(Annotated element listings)
-- BEGIN --

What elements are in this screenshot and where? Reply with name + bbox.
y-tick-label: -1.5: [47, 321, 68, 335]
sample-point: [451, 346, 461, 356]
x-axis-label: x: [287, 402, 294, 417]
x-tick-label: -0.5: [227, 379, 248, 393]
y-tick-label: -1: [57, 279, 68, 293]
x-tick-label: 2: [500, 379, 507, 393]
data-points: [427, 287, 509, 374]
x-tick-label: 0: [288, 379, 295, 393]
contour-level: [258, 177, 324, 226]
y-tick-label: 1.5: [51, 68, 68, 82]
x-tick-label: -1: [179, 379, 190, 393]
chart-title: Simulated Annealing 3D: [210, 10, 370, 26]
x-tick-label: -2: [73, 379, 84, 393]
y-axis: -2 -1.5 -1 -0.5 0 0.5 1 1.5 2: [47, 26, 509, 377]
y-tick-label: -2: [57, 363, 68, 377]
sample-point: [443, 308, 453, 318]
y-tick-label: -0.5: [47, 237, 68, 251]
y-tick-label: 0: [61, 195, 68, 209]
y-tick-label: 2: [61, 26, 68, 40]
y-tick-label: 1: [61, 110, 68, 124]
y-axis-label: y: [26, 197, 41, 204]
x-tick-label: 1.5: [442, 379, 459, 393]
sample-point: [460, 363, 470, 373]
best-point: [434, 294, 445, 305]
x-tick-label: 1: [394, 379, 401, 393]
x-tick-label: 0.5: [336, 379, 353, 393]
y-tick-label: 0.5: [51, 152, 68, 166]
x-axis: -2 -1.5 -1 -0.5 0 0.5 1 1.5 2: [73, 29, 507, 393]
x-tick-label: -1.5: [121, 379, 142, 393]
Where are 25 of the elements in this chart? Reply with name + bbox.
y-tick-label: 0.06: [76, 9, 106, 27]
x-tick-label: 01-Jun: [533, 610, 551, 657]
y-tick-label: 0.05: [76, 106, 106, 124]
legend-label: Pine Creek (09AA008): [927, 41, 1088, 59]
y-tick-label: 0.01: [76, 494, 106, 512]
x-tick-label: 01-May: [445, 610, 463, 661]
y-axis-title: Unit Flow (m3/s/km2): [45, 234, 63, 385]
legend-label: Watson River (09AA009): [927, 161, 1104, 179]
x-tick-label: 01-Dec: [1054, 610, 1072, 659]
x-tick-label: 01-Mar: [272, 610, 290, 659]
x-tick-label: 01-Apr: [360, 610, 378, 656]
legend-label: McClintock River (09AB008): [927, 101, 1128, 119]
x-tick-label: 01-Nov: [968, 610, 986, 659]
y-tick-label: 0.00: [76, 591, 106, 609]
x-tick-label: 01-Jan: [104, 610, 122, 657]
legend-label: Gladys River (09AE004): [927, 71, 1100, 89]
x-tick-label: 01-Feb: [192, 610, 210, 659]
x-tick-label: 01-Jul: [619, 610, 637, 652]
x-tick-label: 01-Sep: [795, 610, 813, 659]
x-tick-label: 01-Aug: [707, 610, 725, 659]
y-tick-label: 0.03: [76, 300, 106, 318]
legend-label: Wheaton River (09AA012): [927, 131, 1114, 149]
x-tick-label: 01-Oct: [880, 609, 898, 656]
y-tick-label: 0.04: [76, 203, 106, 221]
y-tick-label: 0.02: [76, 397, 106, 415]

-- END --

_Task instructions_. Can you write out all of the lines above again, swapping "legend-label" for "series-label" wherever it occurs and leaving everything else unchanged?

_Output for this task_.
What elements are in this screenshot and where? Reply with name + bbox.
y-tick-label: -1.5: [47, 321, 68, 335]
sample-point: [451, 346, 461, 356]
x-axis-label: x: [287, 402, 294, 417]
x-tick-label: -0.5: [227, 379, 248, 393]
y-tick-label: -1: [57, 279, 68, 293]
x-tick-label: 2: [500, 379, 507, 393]
data-points: [427, 287, 509, 374]
x-tick-label: 0: [288, 379, 295, 393]
contour-level: [258, 177, 324, 226]
y-tick-label: 1.5: [51, 68, 68, 82]
x-tick-label: -1: [179, 379, 190, 393]
chart-title: Simulated Annealing 3D: [210, 10, 370, 26]
x-tick-label: -2: [73, 379, 84, 393]
y-axis: -2 -1.5 -1 -0.5 0 0.5 1 1.5 2: [47, 26, 509, 377]
y-tick-label: -2: [57, 363, 68, 377]
sample-point: [443, 308, 453, 318]
y-tick-label: -0.5: [47, 237, 68, 251]
y-tick-label: 0: [61, 195, 68, 209]
y-tick-label: 2: [61, 26, 68, 40]
y-tick-label: 1: [61, 110, 68, 124]
y-axis-label: y: [26, 197, 41, 204]
x-tick-label: 1.5: [442, 379, 459, 393]
sample-point: [460, 363, 470, 373]
best-point: [434, 294, 445, 305]
x-tick-label: 1: [394, 379, 401, 393]
x-tick-label: 0.5: [336, 379, 353, 393]
y-tick-label: 0.5: [51, 152, 68, 166]
x-axis: -2 -1.5 -1 -0.5 0 0.5 1 1.5 2: [73, 29, 507, 393]
x-tick-label: -1.5: [121, 379, 142, 393]
Where are 25 of the elements in this chart? Reply with name + bbox.
y-tick-label: 0.06: [76, 9, 106, 27]
x-tick-label: 01-Jun: [533, 610, 551, 657]
y-tick-label: 0.05: [76, 106, 106, 124]
series-label: Pine Creek (09AA008): [927, 41, 1088, 59]
y-tick-label: 0.01: [76, 494, 106, 512]
x-tick-label: 01-May: [445, 610, 463, 661]
y-axis-title: Unit Flow (m3/s/km2): [45, 234, 63, 385]
series-label: Watson River (09AA009): [927, 161, 1104, 179]
x-tick-label: 01-Dec: [1054, 610, 1072, 659]
x-tick-label: 01-Mar: [272, 610, 290, 659]
x-tick-label: 01-Apr: [360, 610, 378, 656]
series-label: McClintock River (09AB008): [927, 101, 1128, 119]
x-tick-label: 01-Nov: [968, 610, 986, 659]
y-tick-label: 0.00: [76, 591, 106, 609]
x-tick-label: 01-Jan: [104, 610, 122, 657]
series-label: Gladys River (09AE004): [927, 71, 1100, 89]
x-tick-label: 01-Feb: [192, 610, 210, 659]
x-tick-label: 01-Jul: [619, 610, 637, 652]
x-tick-label: 01-Sep: [795, 610, 813, 659]
x-tick-label: 01-Aug: [707, 610, 725, 659]
y-tick-label: 0.03: [76, 300, 106, 318]
series-label: Wheaton River (09AA012): [927, 131, 1114, 149]
x-tick-label: 01-Oct: [880, 609, 898, 656]
y-tick-label: 0.04: [76, 203, 106, 221]
y-tick-label: 0.02: [76, 397, 106, 415]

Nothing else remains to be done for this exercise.